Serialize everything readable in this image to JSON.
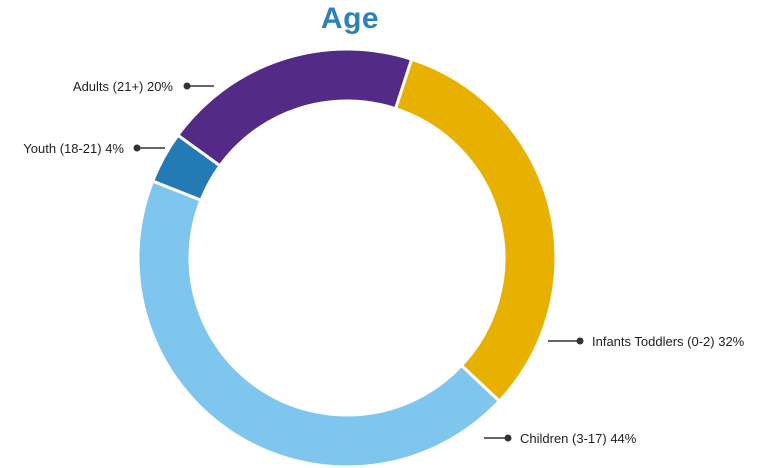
{
  "chart_data": {
    "type": "pie",
    "title": "Age",
    "donut": true,
    "legend": "callout-labels",
    "slices": [
      {
        "label": "Infants Toddlers (0-2) 32%",
        "category": "Infants Toddlers (0-2)",
        "value": 32,
        "color": "#E8B100"
      },
      {
        "label": "Children (3-17) 44%",
        "category": "Children (3-17)",
        "value": 44,
        "color": "#7FC6EE"
      },
      {
        "label": "Youth (18-21) 4%",
        "category": "Youth (18-21)",
        "value": 4,
        "color": "#237AB5"
      },
      {
        "label": "Adults (21+) 20%",
        "category": "Adults (21+)",
        "value": 20,
        "color": "#532A85"
      }
    ],
    "title_color": "#2C80BC"
  }
}
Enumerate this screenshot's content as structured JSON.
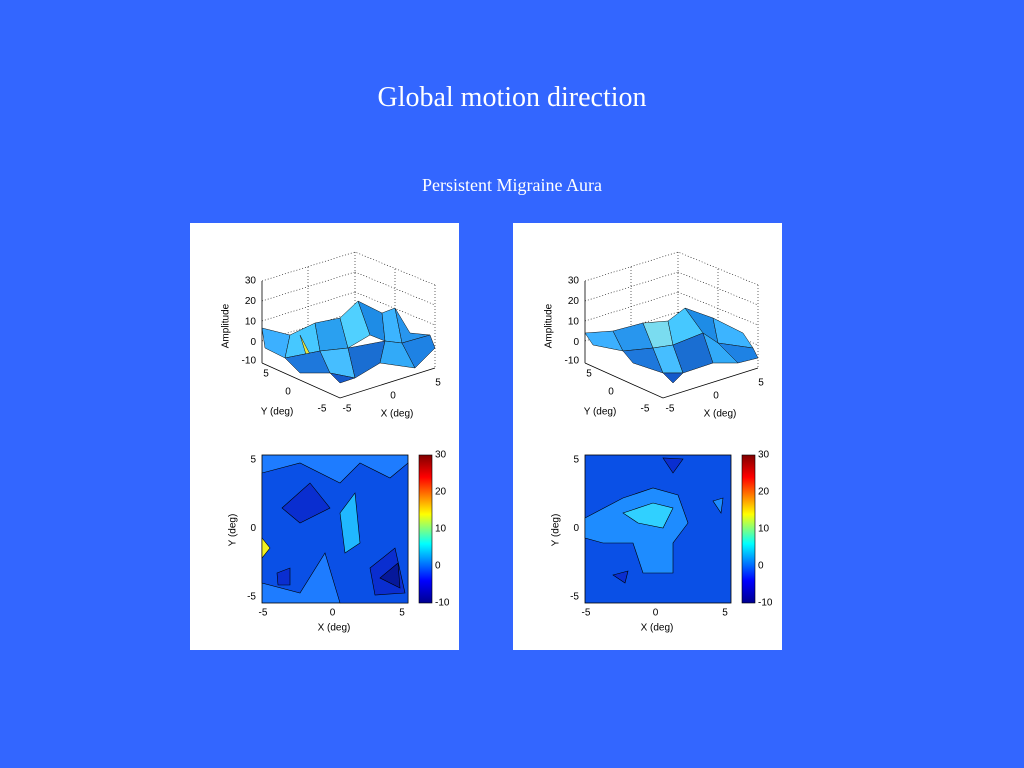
{
  "title": "Global motion direction",
  "subtitle": "Persistent Migraine Aura",
  "panels": [
    {
      "surface": {
        "zlabel": "Amplitude",
        "ylabel": "Y (deg)",
        "xlabel": "X (deg)",
        "zticks": [
          "30",
          "20",
          "10",
          "0",
          "-10"
        ],
        "yticks": [
          "5",
          "0",
          "-5"
        ],
        "xticks": [
          "-5",
          "0",
          "5"
        ]
      },
      "contour": {
        "ylabel": "Y (deg)",
        "xlabel": "X (deg)",
        "yticks": [
          "5",
          "0",
          "-5"
        ],
        "xticks": [
          "-5",
          "0",
          "5"
        ],
        "colorbar_ticks": [
          "30",
          "20",
          "10",
          "0",
          "-10"
        ]
      }
    },
    {
      "surface": {
        "zlabel": "Amplitude",
        "ylabel": "Y (deg)",
        "xlabel": "X (deg)",
        "zticks": [
          "30",
          "20",
          "10",
          "0",
          "-10"
        ],
        "yticks": [
          "5",
          "0",
          "-5"
        ],
        "xticks": [
          "-5",
          "0",
          "5"
        ]
      },
      "contour": {
        "ylabel": "Y (deg)",
        "xlabel": "X (deg)",
        "yticks": [
          "5",
          "0",
          "-5"
        ],
        "xticks": [
          "-5",
          "0",
          "5"
        ],
        "colorbar_ticks": [
          "30",
          "20",
          "10",
          "0",
          "-10"
        ]
      }
    }
  ]
}
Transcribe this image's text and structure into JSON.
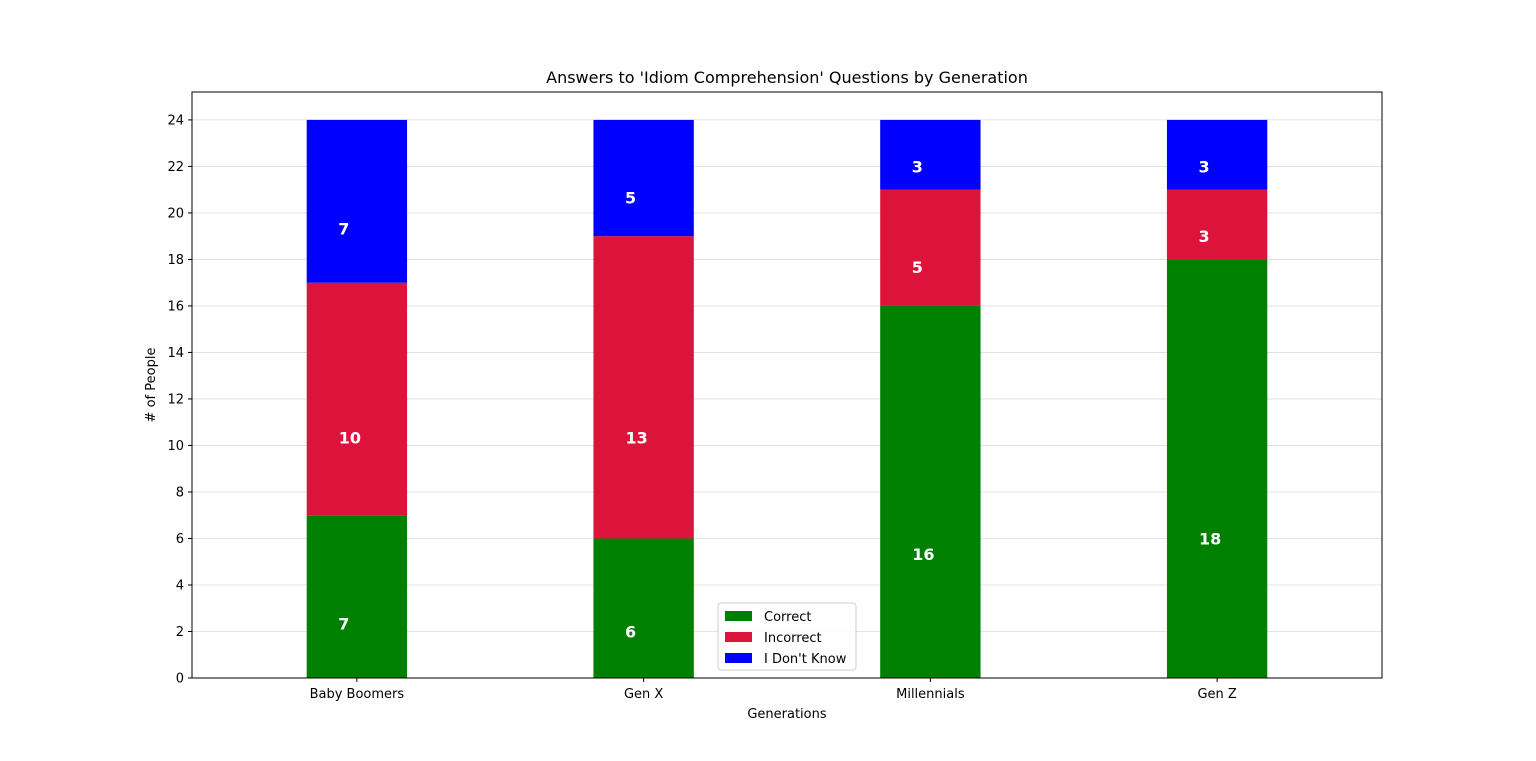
{
  "chart_data": {
    "type": "bar",
    "stacked": true,
    "title": "Answers to 'Idiom Comprehension' Questions by Generation",
    "xlabel": "Generations",
    "ylabel": "# of People",
    "categories": [
      "Baby Boomers",
      "Gen X",
      "Millennials",
      "Gen Z"
    ],
    "series": [
      {
        "name": "Correct",
        "color": "#008000",
        "values": [
          7,
          6,
          16,
          18
        ]
      },
      {
        "name": "Incorrect",
        "color": "#dc143c",
        "values": [
          10,
          13,
          5,
          3
        ]
      },
      {
        "name": "I Don't Know",
        "color": "#0000ff",
        "values": [
          7,
          5,
          3,
          3
        ]
      }
    ],
    "ylim": [
      0,
      25.2
    ],
    "yticks": [
      0,
      2,
      4,
      6,
      8,
      10,
      12,
      14,
      16,
      18,
      20,
      22,
      24
    ],
    "grid": "horizontal",
    "legend_position": "bottom-center"
  }
}
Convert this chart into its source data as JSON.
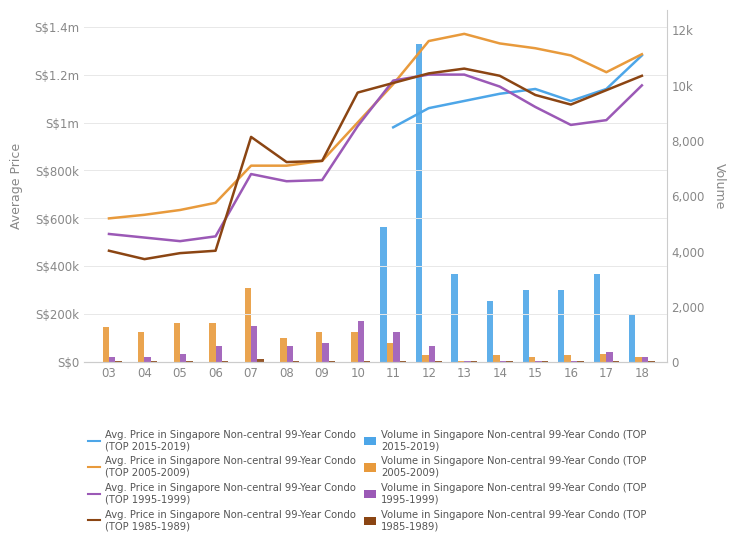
{
  "years": [
    3,
    4,
    5,
    6,
    7,
    8,
    9,
    10,
    11,
    12,
    13,
    14,
    15,
    16,
    17,
    18
  ],
  "avg_price_2015_2019": [
    null,
    null,
    null,
    null,
    null,
    null,
    null,
    null,
    980000,
    1060000,
    1090000,
    1120000,
    1140000,
    1090000,
    1140000,
    1280000
  ],
  "avg_price_2005_2009": [
    600000,
    615000,
    635000,
    665000,
    820000,
    820000,
    840000,
    1000000,
    1160000,
    1340000,
    1370000,
    1330000,
    1310000,
    1280000,
    1210000,
    1285000
  ],
  "avg_price_1995_1999": [
    535000,
    520000,
    505000,
    525000,
    785000,
    755000,
    760000,
    985000,
    1175000,
    1200000,
    1200000,
    1150000,
    1065000,
    990000,
    1010000,
    1155000
  ],
  "avg_price_1985_1989": [
    465000,
    430000,
    455000,
    465000,
    940000,
    835000,
    840000,
    1125000,
    1165000,
    1205000,
    1225000,
    1195000,
    1115000,
    1075000,
    1135000,
    1195000
  ],
  "vol_2015_2019": [
    null,
    null,
    null,
    null,
    null,
    null,
    null,
    null,
    4900,
    11500,
    3200,
    2200,
    2600,
    2600,
    3200,
    1700
  ],
  "vol_2005_2009": [
    1280,
    1080,
    1400,
    1400,
    2700,
    880,
    1080,
    1080,
    680,
    260,
    40,
    260,
    200,
    260,
    280,
    200
  ],
  "vol_1995_1999": [
    200,
    200,
    280,
    580,
    1300,
    580,
    680,
    1480,
    1080,
    580,
    40,
    40,
    40,
    40,
    380,
    200
  ],
  "vol_1985_1989": [
    30,
    30,
    30,
    30,
    100,
    30,
    30,
    30,
    30,
    30,
    30,
    30,
    30,
    30,
    30,
    30
  ],
  "color_2015_2019": "#4da6e8",
  "color_2005_2009": "#e89a3c",
  "color_1995_1999": "#9b59b6",
  "color_1985_1989": "#8B4513",
  "bg_color": "#ffffff",
  "grid_color": "#e8e8e8",
  "ylabel_left": "Average Price",
  "ylabel_right": "Volume",
  "yticks_left": [
    0,
    200000,
    400000,
    600000,
    800000,
    1000000,
    1200000,
    1400000
  ],
  "yticks_left_labels": [
    "S$0",
    "S$200k",
    "S$400k",
    "S$600k",
    "S$800k",
    "S$1m",
    "S$1.2m",
    "S$1.4m"
  ],
  "yticks_right": [
    0,
    2000,
    4000,
    6000,
    8000,
    10000,
    12000
  ],
  "yticks_right_labels": [
    "0",
    "2,000",
    "4,000",
    "6,000",
    "8,000",
    "10k",
    "12k"
  ],
  "ylim_left": [
    0,
    1470000
  ],
  "ylim_right": [
    0,
    12740
  ],
  "xlim": [
    2.3,
    18.7
  ],
  "xticks": [
    3,
    4,
    5,
    6,
    7,
    8,
    9,
    10,
    11,
    12,
    13,
    14,
    15,
    16,
    17,
    18
  ],
  "xtick_labels": [
    "03",
    "04",
    "05",
    "06",
    "07",
    "08",
    "09",
    "10",
    "11",
    "12",
    "13",
    "14",
    "15",
    "16",
    "17",
    "18"
  ],
  "legend_entries_line": [
    "Avg. Price in Singapore Non-central 99-Year Condo\n(TOP 2015-2019)",
    "Avg. Price in Singapore Non-central 99-Year Condo\n(TOP 2005-2009)",
    "Avg. Price in Singapore Non-central 99-Year Condo\n(TOP 1995-1999)",
    "Avg. Price in Singapore Non-central 99-Year Condo\n(TOP 1985-1989)"
  ],
  "legend_entries_bar": [
    "Volume in Singapore Non-central 99-Year Condo (TOP\n2015-2019)",
    "Volume in Singapore Non-central 99-Year Condo (TOP\n2005-2009)",
    "Volume in Singapore Non-central 99-Year Condo (TOP\n1995-1999)",
    "Volume in Singapore Non-central 99-Year Condo (TOP\n1985-1989)"
  ]
}
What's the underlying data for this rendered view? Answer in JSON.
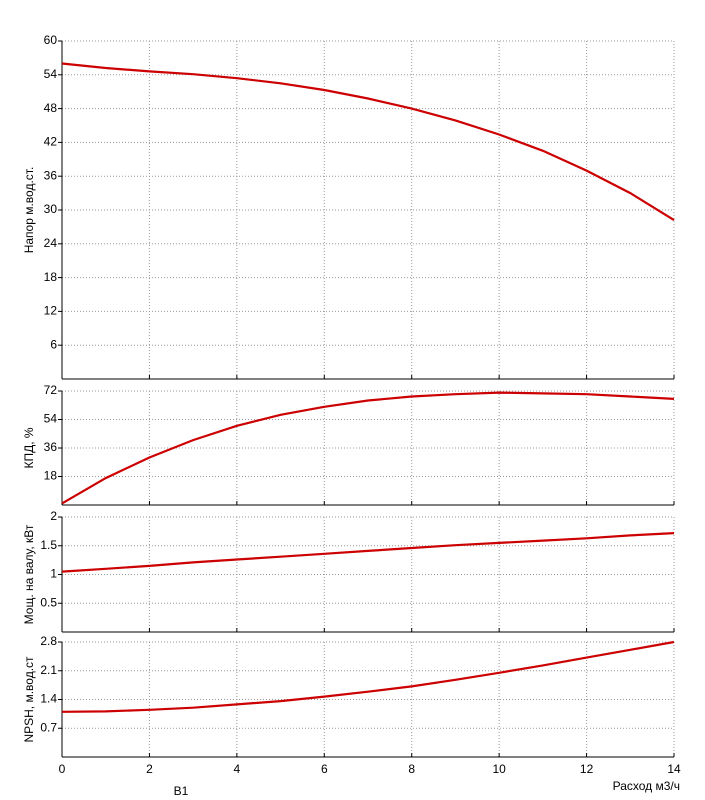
{
  "chart_data": [
    {
      "type": "line",
      "y_label": "Напор м.вод.ст.",
      "xlim": [
        0,
        14
      ],
      "xticks": [
        0,
        2,
        4,
        6,
        8,
        10,
        12,
        14
      ],
      "ylim": [
        0,
        60
      ],
      "yticks": [
        6,
        12,
        18,
        24,
        30,
        36,
        42,
        48,
        54,
        60
      ],
      "grid": true,
      "x": [
        0,
        1,
        2,
        3,
        4,
        5,
        6,
        7,
        8,
        9,
        10,
        11,
        12,
        13,
        14
      ],
      "series": [
        {
          "color": "#cc0000",
          "values": [
            56,
            55.2,
            54.6,
            54.1,
            53.4,
            52.5,
            51.3,
            49.8,
            48,
            45.9,
            43.4,
            40.5,
            37,
            33,
            28.2
          ]
        }
      ]
    },
    {
      "type": "line",
      "y_label": "КПД, %",
      "xlim": [
        0,
        14
      ],
      "xticks": [
        0,
        2,
        4,
        6,
        8,
        10,
        12,
        14
      ],
      "ylim": [
        0,
        72
      ],
      "yticks": [
        18,
        36,
        54,
        72
      ],
      "grid": true,
      "x": [
        0,
        1,
        2,
        3,
        4,
        5,
        6,
        7,
        8,
        9,
        10,
        11,
        12,
        13,
        14
      ],
      "series": [
        {
          "color": "#cc0000",
          "values": [
            1,
            17,
            30,
            41,
            50,
            57,
            62,
            66,
            68.5,
            70,
            71,
            70.5,
            70,
            68.5,
            67
          ]
        }
      ]
    },
    {
      "type": "line",
      "y_label": "Мощ. на валу, кВт",
      "xlim": [
        0,
        14
      ],
      "xticks": [
        0,
        2,
        4,
        6,
        8,
        10,
        12,
        14
      ],
      "ylim": [
        0,
        2
      ],
      "yticks": [
        0.5,
        1,
        1.5,
        2
      ],
      "grid": true,
      "x": [
        0,
        1,
        2,
        3,
        4,
        5,
        6,
        7,
        8,
        9,
        10,
        11,
        12,
        13,
        14
      ],
      "series": [
        {
          "color": "#cc0000",
          "values": [
            1.05,
            1.1,
            1.15,
            1.21,
            1.26,
            1.31,
            1.36,
            1.41,
            1.46,
            1.51,
            1.55,
            1.59,
            1.63,
            1.68,
            1.72
          ]
        }
      ]
    },
    {
      "type": "line",
      "y_label": "NPSH, м.вод.ст",
      "x_label": "Расход м3/ч",
      "legend_fragment": "B1",
      "xlim": [
        0,
        14
      ],
      "xticks": [
        0,
        2,
        4,
        6,
        8,
        10,
        12,
        14
      ],
      "ylim": [
        0,
        2.8
      ],
      "yticks": [
        0.7,
        1.4,
        2.1,
        2.8
      ],
      "grid": true,
      "x": [
        0,
        1,
        2,
        3,
        4,
        5,
        6,
        7,
        8,
        9,
        10,
        11,
        12,
        13,
        14
      ],
      "series": [
        {
          "color": "#cc0000",
          "values": [
            1.1,
            1.11,
            1.15,
            1.2,
            1.28,
            1.36,
            1.47,
            1.59,
            1.72,
            1.88,
            2.05,
            2.23,
            2.42,
            2.61,
            2.8
          ]
        }
      ]
    }
  ]
}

== Given instruction ==
Go through the material above and count the lines that contain "Infants"; answer with the number alone.

== Solution to this exercise ==
2